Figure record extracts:
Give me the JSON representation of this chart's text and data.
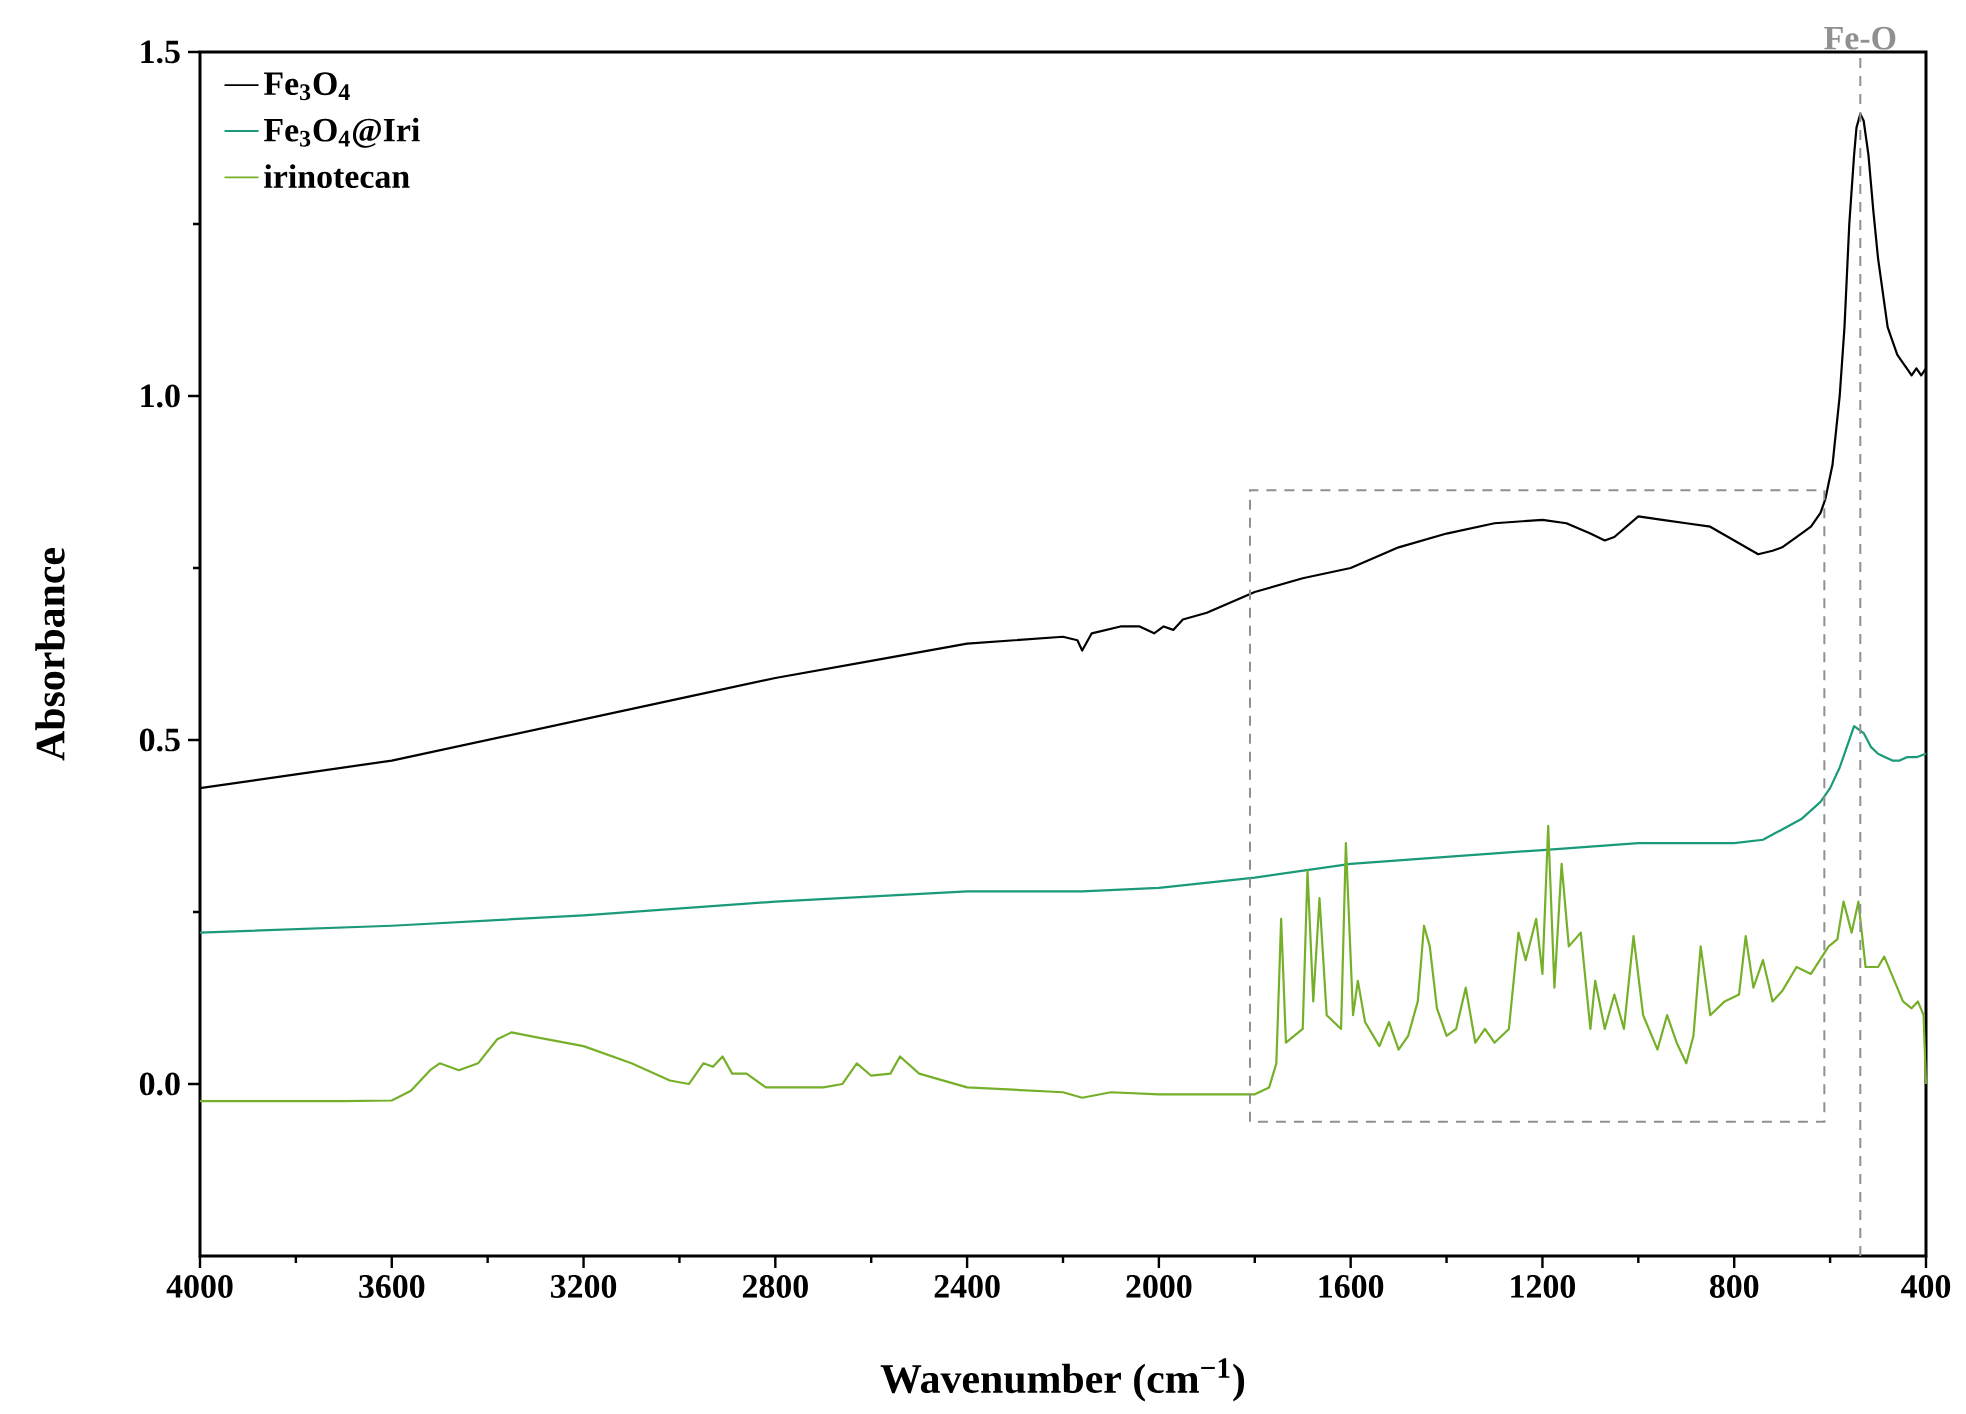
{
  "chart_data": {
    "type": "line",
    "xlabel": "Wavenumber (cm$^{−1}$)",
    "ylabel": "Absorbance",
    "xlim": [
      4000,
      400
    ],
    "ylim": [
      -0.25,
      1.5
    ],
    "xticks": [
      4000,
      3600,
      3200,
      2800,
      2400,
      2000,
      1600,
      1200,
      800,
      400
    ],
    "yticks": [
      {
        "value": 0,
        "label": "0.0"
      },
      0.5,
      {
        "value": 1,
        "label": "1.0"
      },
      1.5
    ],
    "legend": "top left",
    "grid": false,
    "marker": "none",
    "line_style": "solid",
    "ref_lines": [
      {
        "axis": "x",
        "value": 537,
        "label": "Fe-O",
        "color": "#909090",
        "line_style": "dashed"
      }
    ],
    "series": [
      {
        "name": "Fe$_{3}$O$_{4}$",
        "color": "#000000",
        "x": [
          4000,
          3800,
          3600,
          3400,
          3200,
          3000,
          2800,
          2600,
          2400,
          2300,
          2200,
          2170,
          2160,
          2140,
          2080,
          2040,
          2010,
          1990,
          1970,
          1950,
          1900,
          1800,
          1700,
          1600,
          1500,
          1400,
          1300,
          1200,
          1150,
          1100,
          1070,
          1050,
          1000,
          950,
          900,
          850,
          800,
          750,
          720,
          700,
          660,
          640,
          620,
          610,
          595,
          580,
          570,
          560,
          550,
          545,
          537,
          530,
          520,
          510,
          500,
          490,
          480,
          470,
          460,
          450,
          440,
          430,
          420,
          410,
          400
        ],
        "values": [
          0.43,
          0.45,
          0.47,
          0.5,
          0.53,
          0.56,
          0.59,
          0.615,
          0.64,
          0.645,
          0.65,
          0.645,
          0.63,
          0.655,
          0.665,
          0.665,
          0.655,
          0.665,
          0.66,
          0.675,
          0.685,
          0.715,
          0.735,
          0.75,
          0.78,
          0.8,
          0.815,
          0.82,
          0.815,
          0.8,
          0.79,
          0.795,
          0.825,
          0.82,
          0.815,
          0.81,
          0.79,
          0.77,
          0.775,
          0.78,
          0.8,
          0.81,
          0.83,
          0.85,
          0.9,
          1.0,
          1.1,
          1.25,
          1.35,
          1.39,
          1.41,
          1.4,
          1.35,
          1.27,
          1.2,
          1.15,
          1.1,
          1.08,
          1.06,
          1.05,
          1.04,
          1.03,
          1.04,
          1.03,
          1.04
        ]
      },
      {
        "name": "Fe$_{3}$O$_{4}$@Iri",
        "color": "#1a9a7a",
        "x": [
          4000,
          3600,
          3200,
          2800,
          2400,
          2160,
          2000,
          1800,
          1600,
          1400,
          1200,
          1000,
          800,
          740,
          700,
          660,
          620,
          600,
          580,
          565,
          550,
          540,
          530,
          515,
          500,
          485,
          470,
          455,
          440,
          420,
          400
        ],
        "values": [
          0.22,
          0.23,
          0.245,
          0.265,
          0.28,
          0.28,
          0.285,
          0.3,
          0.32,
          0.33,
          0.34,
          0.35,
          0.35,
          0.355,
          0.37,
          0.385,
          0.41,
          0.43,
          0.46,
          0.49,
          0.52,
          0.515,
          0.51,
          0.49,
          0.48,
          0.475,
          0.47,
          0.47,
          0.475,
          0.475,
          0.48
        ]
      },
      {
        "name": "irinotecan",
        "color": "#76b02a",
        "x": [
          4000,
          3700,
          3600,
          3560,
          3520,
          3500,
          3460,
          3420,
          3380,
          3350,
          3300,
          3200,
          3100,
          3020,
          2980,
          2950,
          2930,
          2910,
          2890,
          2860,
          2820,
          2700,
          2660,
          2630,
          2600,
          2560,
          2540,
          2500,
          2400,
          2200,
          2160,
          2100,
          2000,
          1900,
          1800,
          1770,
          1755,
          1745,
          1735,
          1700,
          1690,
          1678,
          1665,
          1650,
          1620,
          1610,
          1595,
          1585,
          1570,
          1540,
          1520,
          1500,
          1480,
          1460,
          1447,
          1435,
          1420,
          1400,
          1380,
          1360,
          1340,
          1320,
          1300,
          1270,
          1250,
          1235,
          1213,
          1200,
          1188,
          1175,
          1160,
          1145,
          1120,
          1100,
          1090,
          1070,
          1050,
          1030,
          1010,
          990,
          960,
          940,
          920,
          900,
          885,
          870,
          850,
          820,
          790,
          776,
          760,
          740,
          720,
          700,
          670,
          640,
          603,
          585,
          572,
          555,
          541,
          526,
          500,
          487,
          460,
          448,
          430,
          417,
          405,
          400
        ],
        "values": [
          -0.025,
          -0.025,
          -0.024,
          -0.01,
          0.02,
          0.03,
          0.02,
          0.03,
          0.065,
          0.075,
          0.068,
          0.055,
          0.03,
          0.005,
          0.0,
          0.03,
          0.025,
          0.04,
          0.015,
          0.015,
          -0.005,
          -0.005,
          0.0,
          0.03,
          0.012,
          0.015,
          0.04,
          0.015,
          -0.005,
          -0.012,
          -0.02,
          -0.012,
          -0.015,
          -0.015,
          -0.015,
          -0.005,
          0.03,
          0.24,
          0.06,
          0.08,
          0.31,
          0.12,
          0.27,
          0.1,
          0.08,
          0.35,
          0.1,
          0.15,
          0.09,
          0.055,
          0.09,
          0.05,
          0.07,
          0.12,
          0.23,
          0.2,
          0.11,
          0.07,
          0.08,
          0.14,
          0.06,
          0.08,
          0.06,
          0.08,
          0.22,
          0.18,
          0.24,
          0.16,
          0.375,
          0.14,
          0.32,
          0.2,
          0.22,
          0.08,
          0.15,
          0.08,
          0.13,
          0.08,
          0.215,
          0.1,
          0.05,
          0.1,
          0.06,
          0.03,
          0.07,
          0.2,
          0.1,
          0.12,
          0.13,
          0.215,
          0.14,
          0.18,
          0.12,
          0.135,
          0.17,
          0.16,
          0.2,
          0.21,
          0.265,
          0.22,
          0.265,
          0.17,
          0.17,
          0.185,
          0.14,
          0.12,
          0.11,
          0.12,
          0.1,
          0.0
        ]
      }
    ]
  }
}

* _Exercise details_: Repeat each entry above word for word, leaving every picture out.

* _Response for this exercise_:
Give me the JSON representation of this chart's text and data.
{
  "chart_data": {
    "type": "line",
    "xlabel": "Wavenumber (cm$^{−1}$)",
    "ylabel": "Absorbance",
    "xlim": [
      4000,
      400
    ],
    "ylim": [
      -0.25,
      1.5
    ],
    "xticks": [
      4000,
      3600,
      3200,
      2800,
      2400,
      2000,
      1600,
      1200,
      800,
      400
    ],
    "yticks": [
      {
        "value": 0,
        "label": "0.0"
      },
      0.5,
      {
        "value": 1,
        "label": "1.0"
      },
      1.5
    ],
    "legend": "top left",
    "grid": false,
    "marker": "none",
    "line_style": "solid",
    "ref_lines": [
      {
        "axis": "x",
        "value": 537,
        "label": "Fe-O",
        "color": "#909090",
        "line_style": "dashed"
      }
    ],
    "series": [
      {
        "name": "Fe$_{3}$O$_{4}$",
        "color": "#000000",
        "x": [
          4000,
          3800,
          3600,
          3400,
          3200,
          3000,
          2800,
          2600,
          2400,
          2300,
          2200,
          2170,
          2160,
          2140,
          2080,
          2040,
          2010,
          1990,
          1970,
          1950,
          1900,
          1800,
          1700,
          1600,
          1500,
          1400,
          1300,
          1200,
          1150,
          1100,
          1070,
          1050,
          1000,
          950,
          900,
          850,
          800,
          750,
          720,
          700,
          660,
          640,
          620,
          610,
          595,
          580,
          570,
          560,
          550,
          545,
          537,
          530,
          520,
          510,
          500,
          490,
          480,
          470,
          460,
          450,
          440,
          430,
          420,
          410,
          400
        ],
        "values": [
          0.43,
          0.45,
          0.47,
          0.5,
          0.53,
          0.56,
          0.59,
          0.615,
          0.64,
          0.645,
          0.65,
          0.645,
          0.63,
          0.655,
          0.665,
          0.665,
          0.655,
          0.665,
          0.66,
          0.675,
          0.685,
          0.715,
          0.735,
          0.75,
          0.78,
          0.8,
          0.815,
          0.82,
          0.815,
          0.8,
          0.79,
          0.795,
          0.825,
          0.82,
          0.815,
          0.81,
          0.79,
          0.77,
          0.775,
          0.78,
          0.8,
          0.81,
          0.83,
          0.85,
          0.9,
          1.0,
          1.1,
          1.25,
          1.35,
          1.39,
          1.41,
          1.4,
          1.35,
          1.27,
          1.2,
          1.15,
          1.1,
          1.08,
          1.06,
          1.05,
          1.04,
          1.03,
          1.04,
          1.03,
          1.04
        ]
      },
      {
        "name": "Fe$_{3}$O$_{4}$@Iri",
        "color": "#1a9a7a",
        "x": [
          4000,
          3600,
          3200,
          2800,
          2400,
          2160,
          2000,
          1800,
          1600,
          1400,
          1200,
          1000,
          800,
          740,
          700,
          660,
          620,
          600,
          580,
          565,
          550,
          540,
          530,
          515,
          500,
          485,
          470,
          455,
          440,
          420,
          400
        ],
        "values": [
          0.22,
          0.23,
          0.245,
          0.265,
          0.28,
          0.28,
          0.285,
          0.3,
          0.32,
          0.33,
          0.34,
          0.35,
          0.35,
          0.355,
          0.37,
          0.385,
          0.41,
          0.43,
          0.46,
          0.49,
          0.52,
          0.515,
          0.51,
          0.49,
          0.48,
          0.475,
          0.47,
          0.47,
          0.475,
          0.475,
          0.48
        ]
      },
      {
        "name": "irinotecan",
        "color": "#76b02a",
        "x": [
          4000,
          3700,
          3600,
          3560,
          3520,
          3500,
          3460,
          3420,
          3380,
          3350,
          3300,
          3200,
          3100,
          3020,
          2980,
          2950,
          2930,
          2910,
          2890,
          2860,
          2820,
          2700,
          2660,
          2630,
          2600,
          2560,
          2540,
          2500,
          2400,
          2200,
          2160,
          2100,
          2000,
          1900,
          1800,
          1770,
          1755,
          1745,
          1735,
          1700,
          1690,
          1678,
          1665,
          1650,
          1620,
          1610,
          1595,
          1585,
          1570,
          1540,
          1520,
          1500,
          1480,
          1460,
          1447,
          1435,
          1420,
          1400,
          1380,
          1360,
          1340,
          1320,
          1300,
          1270,
          1250,
          1235,
          1213,
          1200,
          1188,
          1175,
          1160,
          1145,
          1120,
          1100,
          1090,
          1070,
          1050,
          1030,
          1010,
          990,
          960,
          940,
          920,
          900,
          885,
          870,
          850,
          820,
          790,
          776,
          760,
          740,
          720,
          700,
          670,
          640,
          603,
          585,
          572,
          555,
          541,
          526,
          500,
          487,
          460,
          448,
          430,
          417,
          405,
          400
        ],
        "values": [
          -0.025,
          -0.025,
          -0.024,
          -0.01,
          0.02,
          0.03,
          0.02,
          0.03,
          0.065,
          0.075,
          0.068,
          0.055,
          0.03,
          0.005,
          0.0,
          0.03,
          0.025,
          0.04,
          0.015,
          0.015,
          -0.005,
          -0.005,
          0.0,
          0.03,
          0.012,
          0.015,
          0.04,
          0.015,
          -0.005,
          -0.012,
          -0.02,
          -0.012,
          -0.015,
          -0.015,
          -0.015,
          -0.005,
          0.03,
          0.24,
          0.06,
          0.08,
          0.31,
          0.12,
          0.27,
          0.1,
          0.08,
          0.35,
          0.1,
          0.15,
          0.09,
          0.055,
          0.09,
          0.05,
          0.07,
          0.12,
          0.23,
          0.2,
          0.11,
          0.07,
          0.08,
          0.14,
          0.06,
          0.08,
          0.06,
          0.08,
          0.22,
          0.18,
          0.24,
          0.16,
          0.375,
          0.14,
          0.32,
          0.2,
          0.22,
          0.08,
          0.15,
          0.08,
          0.13,
          0.08,
          0.215,
          0.1,
          0.05,
          0.1,
          0.06,
          0.03,
          0.07,
          0.2,
          0.1,
          0.12,
          0.13,
          0.215,
          0.14,
          0.18,
          0.12,
          0.135,
          0.17,
          0.16,
          0.2,
          0.21,
          0.265,
          0.22,
          0.265,
          0.17,
          0.17,
          0.185,
          0.14,
          0.12,
          0.11,
          0.12,
          0.1,
          0.0
        ]
      }
    ]
  }
}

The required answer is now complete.